- _Given exercise_
Write the data out again, character for character, with no images.

Some records:
— START —
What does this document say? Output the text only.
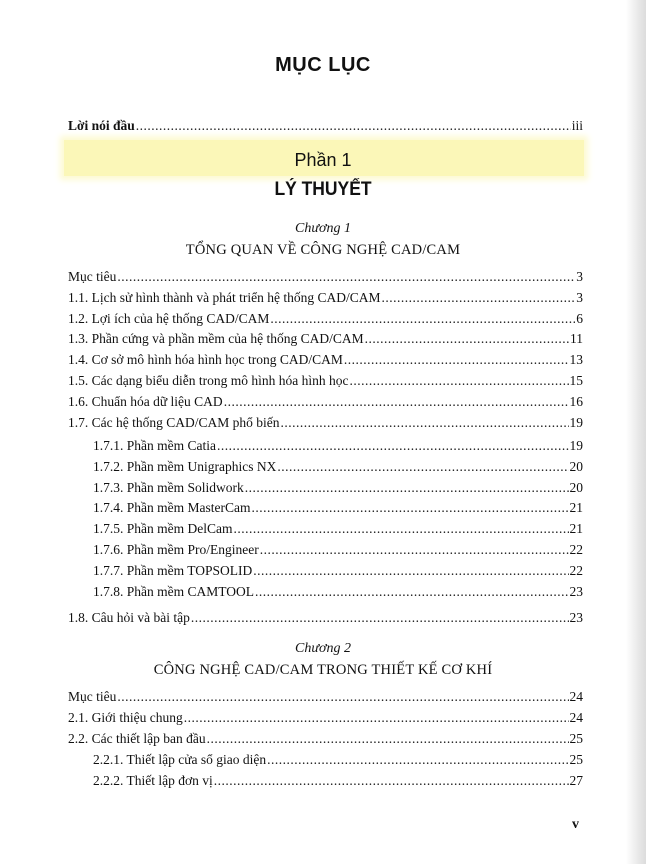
MỤC LỤC
Lời nói đầu .....	iii
Phần 1
LÝ THUYẾT
Chương 1
TỔNG QUAN VỀ CÔNG NGHỆ CAD/CAM
Mục tiêu .....	3
1.1. Lịch sử hình thành và phát triển hệ thống CAD/CAM .....	3
1.2. Lợi ích của hệ thống CAD/CAM .....	6
1.3. Phần cứng và phần mềm của hệ thống CAD/CAM .....	11
1.4. Cơ sở mô hình hóa hình học trong CAD/CAM .....	13
1.5. Các dạng biểu diễn trong mô hình hóa hình học .....	15
1.6. Chuẩn hóa dữ liệu CAD .....	16
1.7. Các hệ thống CAD/CAM phổ biến .....	19
1.7.1. Phần mềm Catia .....	19
1.7.2. Phần mềm Unigraphics NX .....	20
1.7.3. Phần mềm Solidwork .....	20
1.7.4. Phần mềm MasterCam .....	21
1.7.5. Phần mềm DelCam .....	21
1.7.6. Phần mềm Pro/Engineer .....	22
1.7.7. Phần mềm TOPSOLID .....	22
1.7.8. Phần mềm CAMTOOL .....	23
1.8. Câu hỏi và bài tập .....	23
Chương 2
CÔNG NGHỆ CAD/CAM TRONG THIẾT KẾ CƠ KHÍ
Mục tiêu .....	24
2.1. Giới thiệu chung .....	24
2.2. Các thiết lập ban đầu .....	25
2.2.1. Thiết lập cửa sổ giao diện .....	25
2.2.2. Thiết lập đơn vị .....	27
v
— END —
- _Worked answer_
What does this document say? Output the text only.
MỤC LỤC
Lời nói đầu .....	iii
Phần 1
LÝ THUYẾT
Chương 1
TỔNG QUAN VỀ CÔNG NGHỆ CAD/CAM
Mục tiêu .....	3
1.1. Lịch sử hình thành và phát triển hệ thống CAD/CAM .....	3
1.2. Lợi ích của hệ thống CAD/CAM .....	6
1.3. Phần cứng và phần mềm của hệ thống CAD/CAM .....	11
1.4. Cơ sở mô hình hóa hình học trong CAD/CAM .....	13
1.5. Các dạng biểu diễn trong mô hình hóa hình học .....	15
1.6. Chuẩn hóa dữ liệu CAD .....	16
1.7. Các hệ thống CAD/CAM phổ biến .....	19
1.7.1. Phần mềm Catia .....	19
1.7.2. Phần mềm Unigraphics NX .....	20
1.7.3. Phần mềm Solidwork .....	20
1.7.4. Phần mềm MasterCam .....	21
1.7.5. Phần mềm DelCam .....	21
1.7.6. Phần mềm Pro/Engineer .....	22
1.7.7. Phần mềm TOPSOLID .....	22
1.7.8. Phần mềm CAMTOOL .....	23
1.8. Câu hỏi và bài tập .....	23
Chương 2
CÔNG NGHỆ CAD/CAM TRONG THIẾT KẾ CƠ KHÍ
Mục tiêu .....	24
2.1. Giới thiệu chung .....	24
2.2. Các thiết lập ban đầu .....	25
2.2.1. Thiết lập cửa sổ giao diện .....	25
2.2.2. Thiết lập đơn vị .....	27
v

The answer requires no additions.